INPUT MATERIAL ▸
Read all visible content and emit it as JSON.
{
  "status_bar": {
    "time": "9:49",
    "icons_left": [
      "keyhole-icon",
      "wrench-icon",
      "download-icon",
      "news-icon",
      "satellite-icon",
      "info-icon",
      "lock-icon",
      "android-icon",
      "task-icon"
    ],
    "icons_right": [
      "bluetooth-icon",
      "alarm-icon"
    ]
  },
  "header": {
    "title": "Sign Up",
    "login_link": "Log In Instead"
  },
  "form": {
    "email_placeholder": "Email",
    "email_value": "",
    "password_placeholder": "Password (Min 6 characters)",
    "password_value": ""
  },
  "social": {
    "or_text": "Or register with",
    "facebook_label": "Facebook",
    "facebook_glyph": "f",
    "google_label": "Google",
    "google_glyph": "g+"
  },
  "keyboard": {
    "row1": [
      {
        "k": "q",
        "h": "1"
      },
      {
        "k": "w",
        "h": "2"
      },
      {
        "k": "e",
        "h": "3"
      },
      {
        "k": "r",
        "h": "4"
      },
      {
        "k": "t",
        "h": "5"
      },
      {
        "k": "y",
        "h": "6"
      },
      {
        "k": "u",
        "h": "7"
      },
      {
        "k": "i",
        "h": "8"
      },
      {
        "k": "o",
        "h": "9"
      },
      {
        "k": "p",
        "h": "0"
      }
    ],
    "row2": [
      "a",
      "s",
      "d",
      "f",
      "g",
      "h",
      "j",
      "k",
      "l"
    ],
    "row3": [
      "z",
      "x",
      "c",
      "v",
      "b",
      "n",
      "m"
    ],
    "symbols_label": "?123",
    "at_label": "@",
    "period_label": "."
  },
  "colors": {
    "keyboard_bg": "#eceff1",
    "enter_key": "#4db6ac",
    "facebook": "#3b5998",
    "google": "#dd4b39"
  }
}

EXERCISE BRIEF ▸
Recite the full listing above exactly.

IN RESPONSE ▸
Read all visible content and emit it as JSON.
{
  "status_bar": {
    "time": "9:49",
    "icons_left": [
      "keyhole-icon",
      "wrench-icon",
      "download-icon",
      "news-icon",
      "satellite-icon",
      "info-icon",
      "lock-icon",
      "android-icon",
      "task-icon"
    ],
    "icons_right": [
      "bluetooth-icon",
      "alarm-icon"
    ]
  },
  "header": {
    "title": "Sign Up",
    "login_link": "Log In Instead"
  },
  "form": {
    "email_placeholder": "Email",
    "email_value": "",
    "password_placeholder": "Password (Min 6 characters)",
    "password_value": ""
  },
  "social": {
    "or_text": "Or register with",
    "facebook_label": "Facebook",
    "facebook_glyph": "f",
    "google_label": "Google",
    "google_glyph": "g+"
  },
  "keyboard": {
    "row1": [
      {
        "k": "q",
        "h": "1"
      },
      {
        "k": "w",
        "h": "2"
      },
      {
        "k": "e",
        "h": "3"
      },
      {
        "k": "r",
        "h": "4"
      },
      {
        "k": "t",
        "h": "5"
      },
      {
        "k": "y",
        "h": "6"
      },
      {
        "k": "u",
        "h": "7"
      },
      {
        "k": "i",
        "h": "8"
      },
      {
        "k": "o",
        "h": "9"
      },
      {
        "k": "p",
        "h": "0"
      }
    ],
    "row2": [
      "a",
      "s",
      "d",
      "f",
      "g",
      "h",
      "j",
      "k",
      "l"
    ],
    "row3": [
      "z",
      "x",
      "c",
      "v",
      "b",
      "n",
      "m"
    ],
    "symbols_label": "?123",
    "at_label": "@",
    "period_label": "."
  },
  "colors": {
    "keyboard_bg": "#eceff1",
    "enter_key": "#4db6ac",
    "facebook": "#3b5998",
    "google": "#dd4b39"
  }
}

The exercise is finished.